— BEGIN DATASET EXCERPTS —
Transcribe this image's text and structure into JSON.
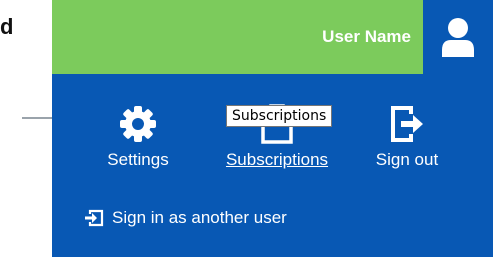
{
  "background": {
    "partial_char": "d"
  },
  "header": {
    "username": "User Name",
    "avatar_icon": "user-icon",
    "bar_color": "#7ccb5c",
    "accent_color": "#0858b4"
  },
  "menu": {
    "settings": {
      "label": "Settings",
      "icon": "gear-icon"
    },
    "subscriptions": {
      "label": "Subscriptions",
      "icon": "clipboard-icon"
    },
    "sign_out": {
      "label": "Sign out",
      "icon": "sign-out-icon"
    },
    "sign_in_other": {
      "label": "Sign in as another user",
      "icon": "sign-in-icon"
    }
  },
  "tooltip": {
    "text": "Subscriptions"
  }
}
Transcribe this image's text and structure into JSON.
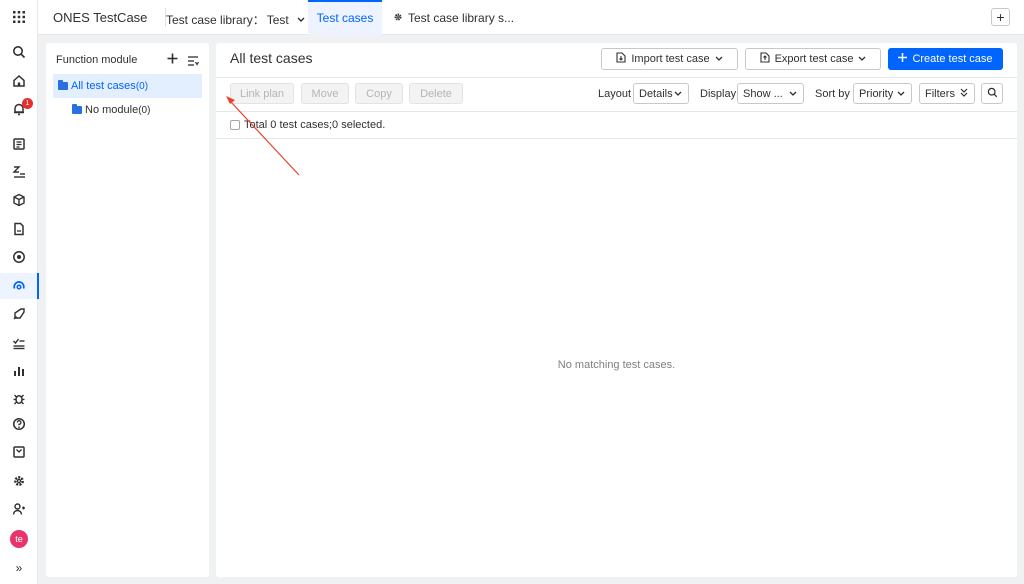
{
  "rail": {
    "icons": [
      "apps-grid-icon",
      "search-icon",
      "home-icon",
      "bell-icon",
      "wiki-icon",
      "sort-icon",
      "cube-icon",
      "document-icon",
      "target-icon",
      "testcase-icon",
      "rocket-icon",
      "checklist-icon",
      "analytics-icon",
      "bug-icon",
      "help-icon",
      "inbox-icon",
      "gear-icon",
      "add-user-icon"
    ],
    "notification_count": "1",
    "avatar_initials": "te",
    "expand_label": "»"
  },
  "header": {
    "app_title": "ONES TestCase",
    "library_label": "Test case library：",
    "library_value": "Test",
    "tab_test_cases": "Test cases",
    "tab_library_settings": "Test case library s...",
    "add_label": "+"
  },
  "function_module": {
    "title": "Function module",
    "items": [
      {
        "label": "All test cases",
        "count": "(0)"
      },
      {
        "label": "No module",
        "count": "(0)"
      }
    ]
  },
  "main": {
    "title": "All test cases",
    "import_label": "Import test case",
    "export_label": "Export test case",
    "create_label": "Create test case",
    "actions": [
      "Link plan",
      "Move",
      "Copy",
      "Delete"
    ],
    "layout_label": "Layout",
    "layout_value": "Details",
    "display_label": "Display",
    "display_value": "Show ...",
    "sort_label": "Sort by",
    "sort_value": "Priority",
    "filters_label": "Filters",
    "total_text": "Total 0 test cases;0 selected.",
    "empty_text": "No matching test cases."
  },
  "colors": {
    "accent": "#0064ff",
    "annotation_arrow": "#e8432e",
    "badge": "#e52f2f",
    "avatar": "#e8336b"
  }
}
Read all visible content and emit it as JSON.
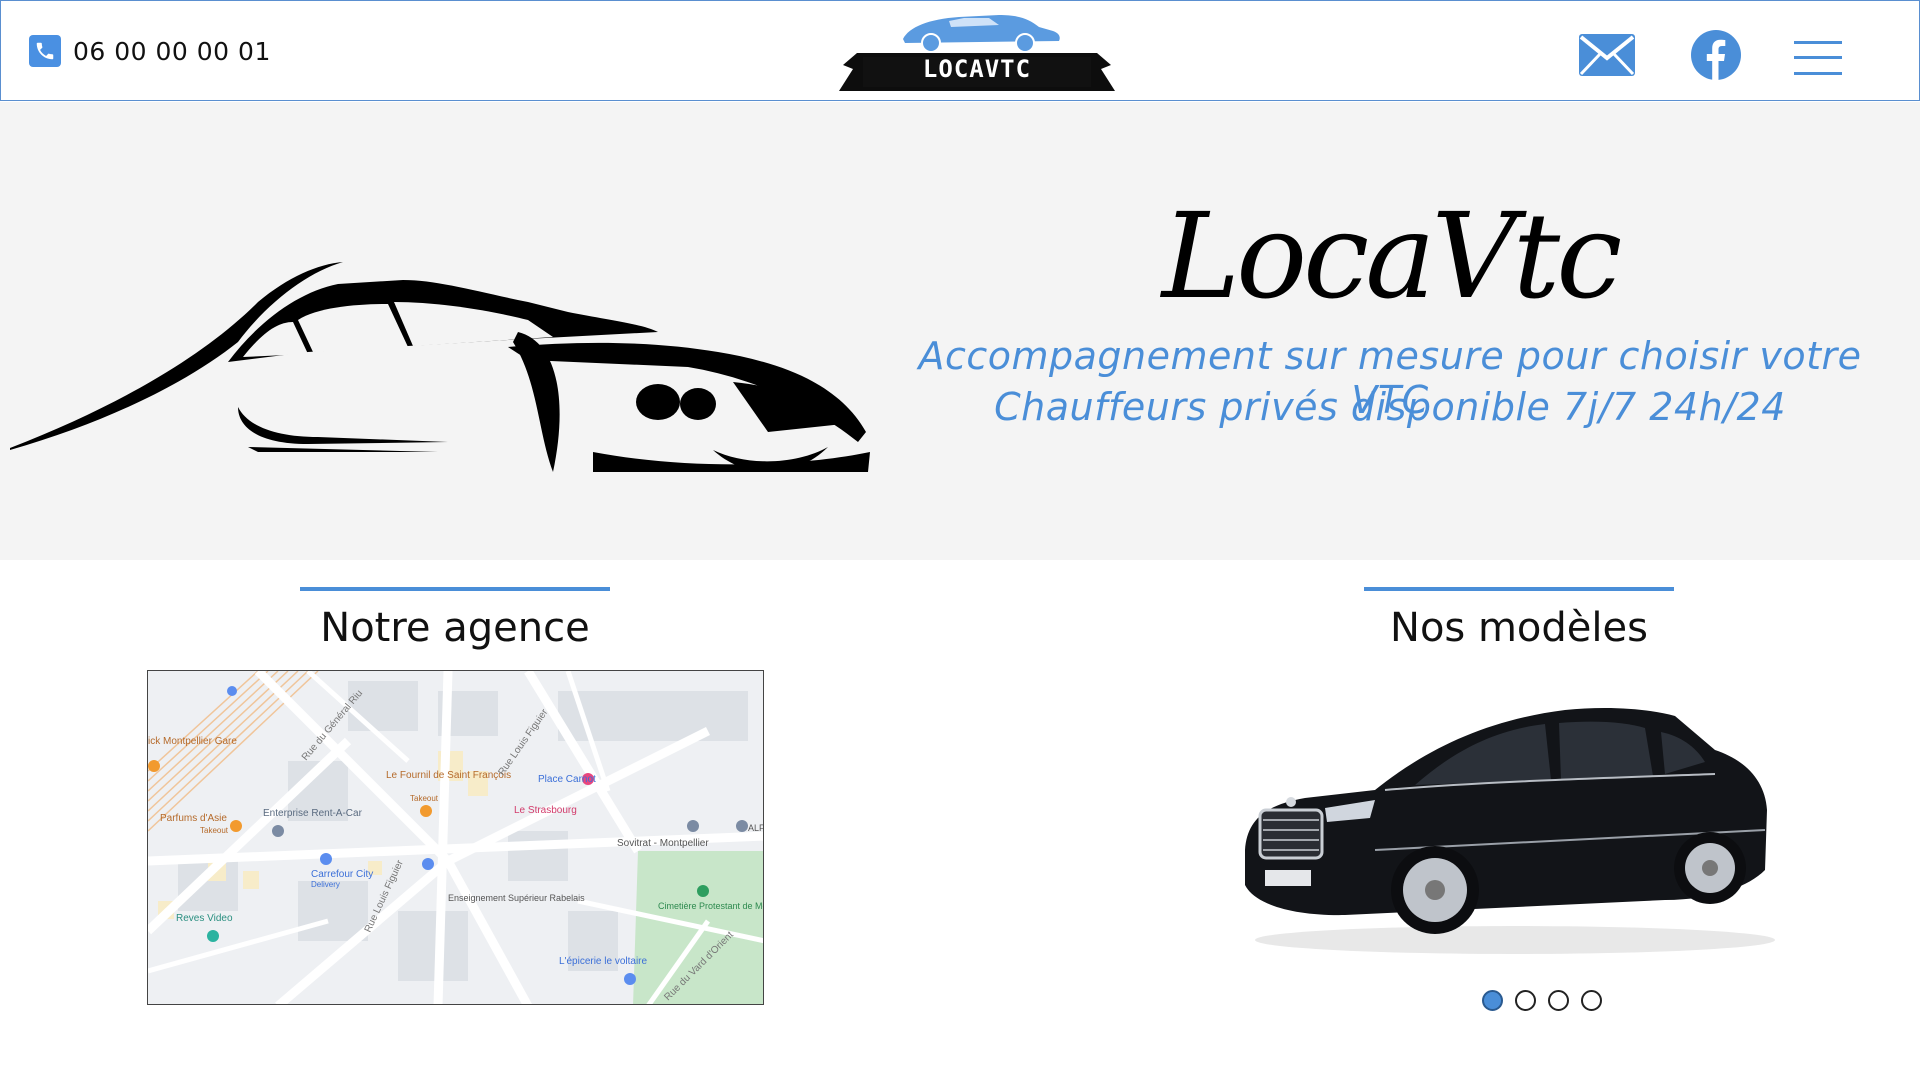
{
  "header": {
    "phone_icon": "phone-icon",
    "phone_number": "06 00 00 00 01",
    "logo_text": "LOCAVTC",
    "icons": [
      "mail-icon",
      "facebook-icon",
      "hamburger-menu-icon"
    ]
  },
  "hero": {
    "title": "LocaVtc",
    "subtitle_line1": "Accompagnement sur mesure pour choisir votre VTC",
    "subtitle_line2": "Chauffeurs privés disponible 7j/7 24h/24"
  },
  "sections": {
    "agency_title": "Notre agence",
    "models_title": "Nos modèles"
  },
  "map": {
    "labels": [
      "ick Montpellier Gare",
      "Rue du Général Riu",
      "Le Fournil de Saint François",
      "Takeout",
      "Rue Louis Figuier",
      "Place Carnot",
      "Le Strasbourg",
      "Parfums d'Asie",
      "Takeout",
      "Enterprise Rent-A-Car",
      "Sovitrat - Montpellier",
      "ALF Inte",
      "Carrefour City",
      "Delivery",
      "Enseignement Supérieur Rabelais",
      "Rue Louis Figuier",
      "Cimetière Protestant de Montpellier",
      "Reves Video",
      "L'épicerie le voltaire",
      "Rue du Vard d'Orient"
    ]
  },
  "carousel": {
    "slide_count": 4,
    "active_index": 0
  },
  "colors": {
    "accent": "#4a8ed8",
    "hero_bg": "#f4f4f4",
    "header_border": "#5a8fd0"
  }
}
— END DATASET EXCERPTS —
**DIRECTIONS**
Write out the records above once more, word for word, with no pictures.

**ANSWER TO THIS TASK**
Transcribe this image's text and structure into JSON.
{
  "background": {
    "partial_char": "d"
  },
  "header": {
    "username": "User Name",
    "avatar_icon": "user-icon",
    "bar_color": "#7ccb5c",
    "accent_color": "#0858b4"
  },
  "menu": {
    "settings": {
      "label": "Settings",
      "icon": "gear-icon"
    },
    "subscriptions": {
      "label": "Subscriptions",
      "icon": "clipboard-icon"
    },
    "sign_out": {
      "label": "Sign out",
      "icon": "sign-out-icon"
    },
    "sign_in_other": {
      "label": "Sign in as another user",
      "icon": "sign-in-icon"
    }
  },
  "tooltip": {
    "text": "Subscriptions"
  }
}
Transcribe this image's text and structure into JSON.
{
  "rail": {
    "icons": [
      "apps-grid-icon",
      "search-icon",
      "home-icon",
      "bell-icon",
      "wiki-icon",
      "sort-icon",
      "cube-icon",
      "document-icon",
      "target-icon",
      "testcase-icon",
      "rocket-icon",
      "checklist-icon",
      "analytics-icon",
      "bug-icon",
      "help-icon",
      "inbox-icon",
      "gear-icon",
      "add-user-icon"
    ],
    "notification_count": "1",
    "avatar_initials": "te",
    "expand_label": "»"
  },
  "header": {
    "app_title": "ONES TestCase",
    "library_label": "Test case library：",
    "library_value": "Test",
    "tab_test_cases": "Test cases",
    "tab_library_settings": "Test case library s...",
    "add_label": "+"
  },
  "function_module": {
    "title": "Function module",
    "items": [
      {
        "label": "All test cases",
        "count": "(0)"
      },
      {
        "label": "No module",
        "count": "(0)"
      }
    ]
  },
  "main": {
    "title": "All test cases",
    "import_label": "Import test case",
    "export_label": "Export test case",
    "create_label": "Create test case",
    "actions": [
      "Link plan",
      "Move",
      "Copy",
      "Delete"
    ],
    "layout_label": "Layout",
    "layout_value": "Details",
    "display_label": "Display",
    "display_value": "Show ...",
    "sort_label": "Sort by",
    "sort_value": "Priority",
    "filters_label": "Filters",
    "total_text": "Total 0 test cases;0 selected.",
    "empty_text": "No matching test cases."
  },
  "colors": {
    "accent": "#0064ff",
    "annotation_arrow": "#e8432e",
    "badge": "#e52f2f",
    "avatar": "#e8336b"
  }
}
Read all visible content and emit it as JSON.
{
  "header": {
    "phone_icon": "phone-icon",
    "phone_number": "06 00 00 00 01",
    "logo_text": "LOCAVTC",
    "icons": [
      "mail-icon",
      "facebook-icon",
      "hamburger-menu-icon"
    ]
  },
  "hero": {
    "title": "LocaVtc",
    "subtitle_line1": "Accompagnement sur mesure pour choisir votre VTC",
    "subtitle_line2": "Chauffeurs privés disponible 7j/7 24h/24"
  },
  "sections": {
    "agency_title": "Notre agence",
    "models_title": "Nos modèles"
  },
  "map": {
    "labels": [
      "ick Montpellier Gare",
      "Rue du Général Riu",
      "Le Fournil de Saint François",
      "Takeout",
      "Rue Louis Figuier",
      "Place Carnot",
      "Le Strasbourg",
      "Parfums d'Asie",
      "Takeout",
      "Enterprise Rent-A-Car",
      "Sovitrat - Montpellier",
      "ALF Inte",
      "Carrefour City",
      "Delivery",
      "Enseignement Supérieur Rabelais",
      "Rue Louis Figuier",
      "Cimetière Protestant de Montpellier",
      "Reves Video",
      "L'épicerie le voltaire",
      "Rue du Vard d'Orient"
    ]
  },
  "carousel": {
    "slide_count": 4,
    "active_index": 0
  },
  "colors": {
    "accent": "#4a8ed8",
    "hero_bg": "#f4f4f4",
    "header_border": "#5a8fd0"
  }
}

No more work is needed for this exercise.